> Exercise input
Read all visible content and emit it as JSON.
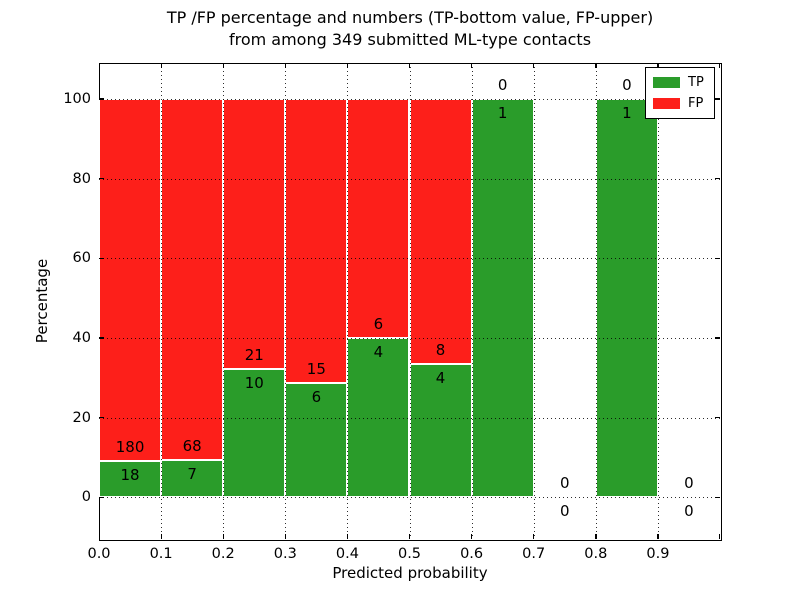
{
  "title": {
    "line1": "TP /FP percentage and numbers (TP-bottom value, FP-upper)",
    "line2": "from among 349 submitted ML-type contacts"
  },
  "axes": {
    "xlabel": "Predicted probability",
    "ylabel": "Percentage"
  },
  "legend": {
    "items": [
      {
        "label": "TP",
        "color": "#2a9c2a"
      },
      {
        "label": "FP",
        "color": "#fd1f1a"
      }
    ]
  },
  "colors": {
    "tp": "#2a9c2a",
    "fp": "#fd1f1a",
    "bar_edge": "#ffffff",
    "grid": "#000000"
  },
  "chart_data": {
    "type": "bar",
    "stacked": true,
    "title": "TP /FP percentage and numbers (TP-bottom value, FP-upper) from among 349 submitted ML-type contacts",
    "xlabel": "Predicted probability",
    "ylabel": "Percentage",
    "total_contacts": 349,
    "bin_starts": [
      0.0,
      0.1,
      0.2,
      0.3,
      0.4,
      0.5,
      0.6,
      0.7,
      0.8,
      0.9
    ],
    "bin_width": 0.1,
    "series": [
      {
        "name": "TP",
        "color": "#2a9c2a",
        "counts": [
          18,
          7,
          10,
          6,
          4,
          4,
          1,
          0,
          1,
          0
        ]
      },
      {
        "name": "FP",
        "color": "#fd1f1a",
        "counts": [
          180,
          68,
          21,
          15,
          6,
          8,
          0,
          0,
          0,
          0
        ]
      }
    ],
    "tp_percent": [
      9.1,
      9.3,
      32.3,
      28.6,
      40.0,
      33.3,
      100.0,
      0.0,
      100.0,
      0.0
    ],
    "bar_total_percent": [
      100,
      100,
      100,
      100,
      100,
      100,
      100,
      0,
      100,
      0
    ],
    "xlim": [
      0.0,
      1.0
    ],
    "ylim": [
      -10.5,
      109
    ],
    "xticks": [
      0.0,
      0.1,
      0.2,
      0.3,
      0.4,
      0.5,
      0.6,
      0.7,
      0.8,
      0.9
    ],
    "xtick_labels": [
      "0.0",
      "0.1",
      "0.2",
      "0.3",
      "0.4",
      "0.5",
      "0.6",
      "0.7",
      "0.8",
      "0.9"
    ],
    "extra_unlabeled_xticks": [
      1.0
    ],
    "yticks": [
      0,
      20,
      40,
      60,
      80,
      100
    ],
    "ytick_labels": [
      "0",
      "20",
      "40",
      "60",
      "80",
      "100"
    ],
    "grid": true,
    "grid_style": "dotted",
    "legend_position": "upper right",
    "label_note": "FP count printed above green/red boundary, TP count printed below it"
  }
}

> What is required
Copy the records exactly. Skip the pictures.

> Exercise answer
Read all visible content and emit it as JSON.
{
  "title": {
    "line1": "TP /FP percentage and numbers (TP-bottom value, FP-upper)",
    "line2": "from among 349 submitted ML-type contacts"
  },
  "axes": {
    "xlabel": "Predicted probability",
    "ylabel": "Percentage"
  },
  "legend": {
    "items": [
      {
        "label": "TP",
        "color": "#2a9c2a"
      },
      {
        "label": "FP",
        "color": "#fd1f1a"
      }
    ]
  },
  "colors": {
    "tp": "#2a9c2a",
    "fp": "#fd1f1a",
    "bar_edge": "#ffffff",
    "grid": "#000000"
  },
  "chart_data": {
    "type": "bar",
    "stacked": true,
    "title": "TP /FP percentage and numbers (TP-bottom value, FP-upper) from among 349 submitted ML-type contacts",
    "xlabel": "Predicted probability",
    "ylabel": "Percentage",
    "total_contacts": 349,
    "bin_starts": [
      0.0,
      0.1,
      0.2,
      0.3,
      0.4,
      0.5,
      0.6,
      0.7,
      0.8,
      0.9
    ],
    "bin_width": 0.1,
    "series": [
      {
        "name": "TP",
        "color": "#2a9c2a",
        "counts": [
          18,
          7,
          10,
          6,
          4,
          4,
          1,
          0,
          1,
          0
        ]
      },
      {
        "name": "FP",
        "color": "#fd1f1a",
        "counts": [
          180,
          68,
          21,
          15,
          6,
          8,
          0,
          0,
          0,
          0
        ]
      }
    ],
    "tp_percent": [
      9.1,
      9.3,
      32.3,
      28.6,
      40.0,
      33.3,
      100.0,
      0.0,
      100.0,
      0.0
    ],
    "bar_total_percent": [
      100,
      100,
      100,
      100,
      100,
      100,
      100,
      0,
      100,
      0
    ],
    "xlim": [
      0.0,
      1.0
    ],
    "ylim": [
      -10.5,
      109
    ],
    "xticks": [
      0.0,
      0.1,
      0.2,
      0.3,
      0.4,
      0.5,
      0.6,
      0.7,
      0.8,
      0.9
    ],
    "xtick_labels": [
      "0.0",
      "0.1",
      "0.2",
      "0.3",
      "0.4",
      "0.5",
      "0.6",
      "0.7",
      "0.8",
      "0.9"
    ],
    "extra_unlabeled_xticks": [
      1.0
    ],
    "yticks": [
      0,
      20,
      40,
      60,
      80,
      100
    ],
    "ytick_labels": [
      "0",
      "20",
      "40",
      "60",
      "80",
      "100"
    ],
    "grid": true,
    "grid_style": "dotted",
    "legend_position": "upper right",
    "label_note": "FP count printed above green/red boundary, TP count printed below it"
  }
}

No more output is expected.